— start of Entries provided —

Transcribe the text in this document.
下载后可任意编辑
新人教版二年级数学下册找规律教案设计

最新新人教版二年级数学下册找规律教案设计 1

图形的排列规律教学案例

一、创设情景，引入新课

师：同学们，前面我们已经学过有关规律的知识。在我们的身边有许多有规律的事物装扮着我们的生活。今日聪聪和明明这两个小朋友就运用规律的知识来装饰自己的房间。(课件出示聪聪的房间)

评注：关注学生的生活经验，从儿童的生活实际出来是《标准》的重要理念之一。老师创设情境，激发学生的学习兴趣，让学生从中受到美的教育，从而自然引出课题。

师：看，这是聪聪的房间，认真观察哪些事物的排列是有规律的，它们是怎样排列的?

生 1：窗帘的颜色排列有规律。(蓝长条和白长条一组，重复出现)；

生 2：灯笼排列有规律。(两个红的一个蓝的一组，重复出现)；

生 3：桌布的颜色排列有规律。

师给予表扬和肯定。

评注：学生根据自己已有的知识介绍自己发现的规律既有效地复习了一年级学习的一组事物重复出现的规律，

— end of Entries provided —
— start of Entries provided —

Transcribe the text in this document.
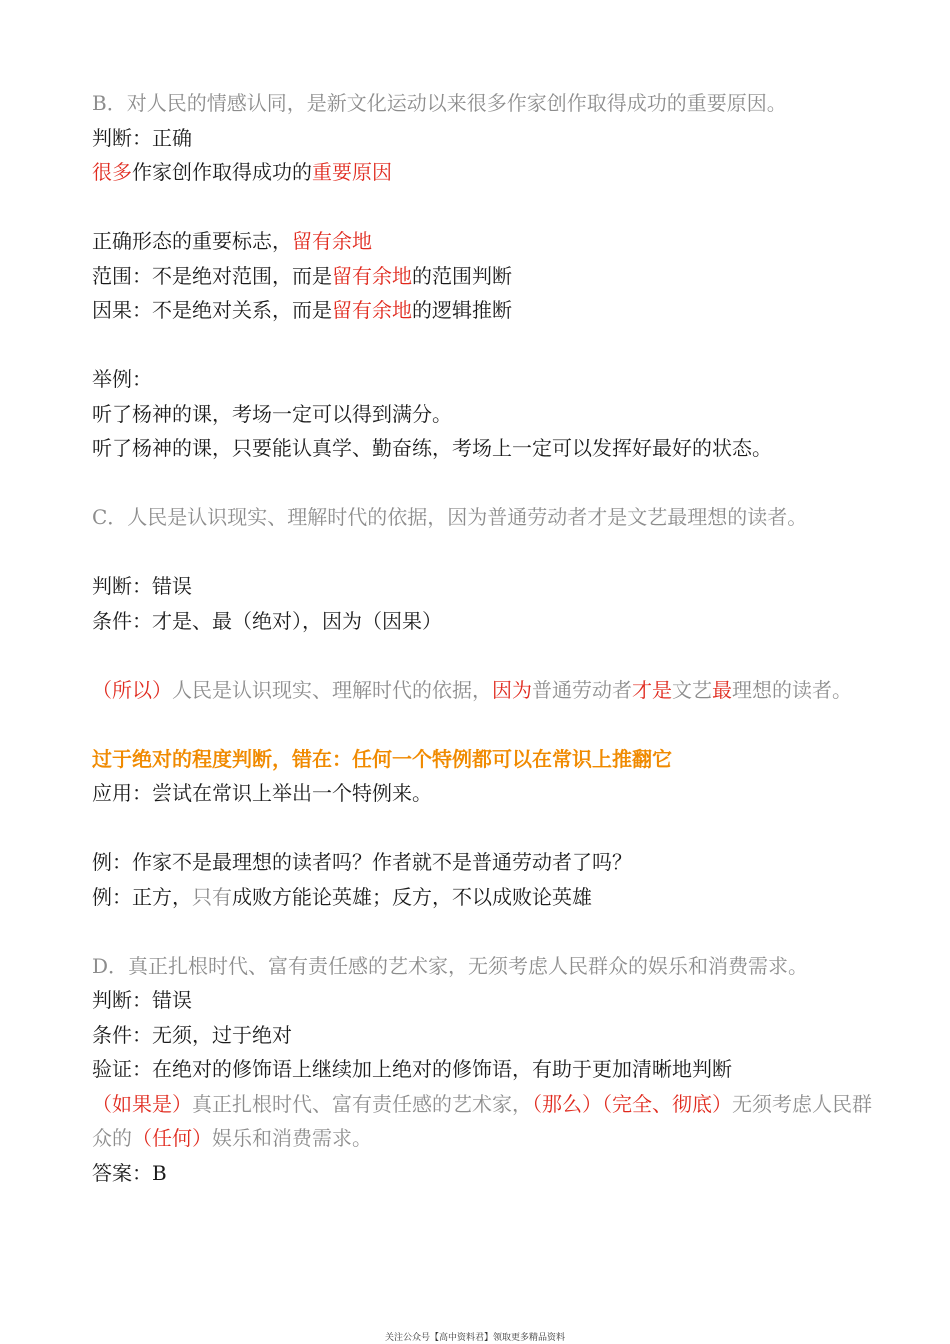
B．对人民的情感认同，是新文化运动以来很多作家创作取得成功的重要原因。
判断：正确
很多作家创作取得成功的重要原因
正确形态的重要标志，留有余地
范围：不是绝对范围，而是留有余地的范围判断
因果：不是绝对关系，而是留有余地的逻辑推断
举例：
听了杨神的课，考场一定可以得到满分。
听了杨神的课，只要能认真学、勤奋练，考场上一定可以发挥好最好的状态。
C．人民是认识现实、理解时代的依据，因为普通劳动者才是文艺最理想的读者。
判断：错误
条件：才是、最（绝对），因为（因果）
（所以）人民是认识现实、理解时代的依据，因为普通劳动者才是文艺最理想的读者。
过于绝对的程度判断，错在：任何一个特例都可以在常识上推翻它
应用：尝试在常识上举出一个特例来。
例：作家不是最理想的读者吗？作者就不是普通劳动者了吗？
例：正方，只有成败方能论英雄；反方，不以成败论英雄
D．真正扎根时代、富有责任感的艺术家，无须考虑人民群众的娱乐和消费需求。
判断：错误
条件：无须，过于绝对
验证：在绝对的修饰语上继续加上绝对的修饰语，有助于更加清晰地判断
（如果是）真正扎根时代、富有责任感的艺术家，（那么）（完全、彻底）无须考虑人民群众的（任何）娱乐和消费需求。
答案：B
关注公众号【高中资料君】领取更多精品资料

— end of Entries provided —
— start of Entries provided —

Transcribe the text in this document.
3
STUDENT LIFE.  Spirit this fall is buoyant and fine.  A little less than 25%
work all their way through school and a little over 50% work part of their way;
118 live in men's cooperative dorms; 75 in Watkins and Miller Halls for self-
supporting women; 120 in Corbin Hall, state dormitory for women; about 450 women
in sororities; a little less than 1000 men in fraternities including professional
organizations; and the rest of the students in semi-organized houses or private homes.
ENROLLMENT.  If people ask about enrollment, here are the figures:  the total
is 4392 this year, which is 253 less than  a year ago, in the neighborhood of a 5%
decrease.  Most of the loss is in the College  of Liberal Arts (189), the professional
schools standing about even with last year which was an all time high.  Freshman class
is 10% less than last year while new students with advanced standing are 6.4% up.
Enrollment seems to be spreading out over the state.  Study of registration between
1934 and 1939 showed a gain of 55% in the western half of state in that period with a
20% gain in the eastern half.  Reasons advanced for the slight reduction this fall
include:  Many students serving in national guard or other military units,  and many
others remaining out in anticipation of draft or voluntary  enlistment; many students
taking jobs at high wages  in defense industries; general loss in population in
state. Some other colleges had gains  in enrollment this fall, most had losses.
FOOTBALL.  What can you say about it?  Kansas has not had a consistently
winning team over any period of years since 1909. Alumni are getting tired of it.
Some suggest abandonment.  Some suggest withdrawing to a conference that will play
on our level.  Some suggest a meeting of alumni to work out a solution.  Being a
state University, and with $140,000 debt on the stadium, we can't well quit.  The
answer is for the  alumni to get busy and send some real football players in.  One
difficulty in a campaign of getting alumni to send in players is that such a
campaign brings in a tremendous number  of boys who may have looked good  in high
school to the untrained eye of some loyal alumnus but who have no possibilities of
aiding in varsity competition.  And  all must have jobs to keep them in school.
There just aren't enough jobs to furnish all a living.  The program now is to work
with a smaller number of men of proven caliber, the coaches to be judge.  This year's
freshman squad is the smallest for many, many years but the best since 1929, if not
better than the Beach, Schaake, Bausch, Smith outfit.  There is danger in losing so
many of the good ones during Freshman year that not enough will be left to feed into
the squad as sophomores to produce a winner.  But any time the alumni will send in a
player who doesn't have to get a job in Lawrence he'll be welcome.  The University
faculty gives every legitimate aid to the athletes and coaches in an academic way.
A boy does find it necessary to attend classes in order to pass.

— end of Entries provided —

What is being asked. Gather every line from the listing above in which the word "that" appears.

Result of the exercise.
1934 and 1939 showed a gain of 55% in the western half of state in that period with a
Some suggest abandonment.  Some suggest withdrawing to a conference that will play
difficulty in a campaign of getting alumni to send in players is that such a
many of the good ones during Freshman year that not enough will be left to feed into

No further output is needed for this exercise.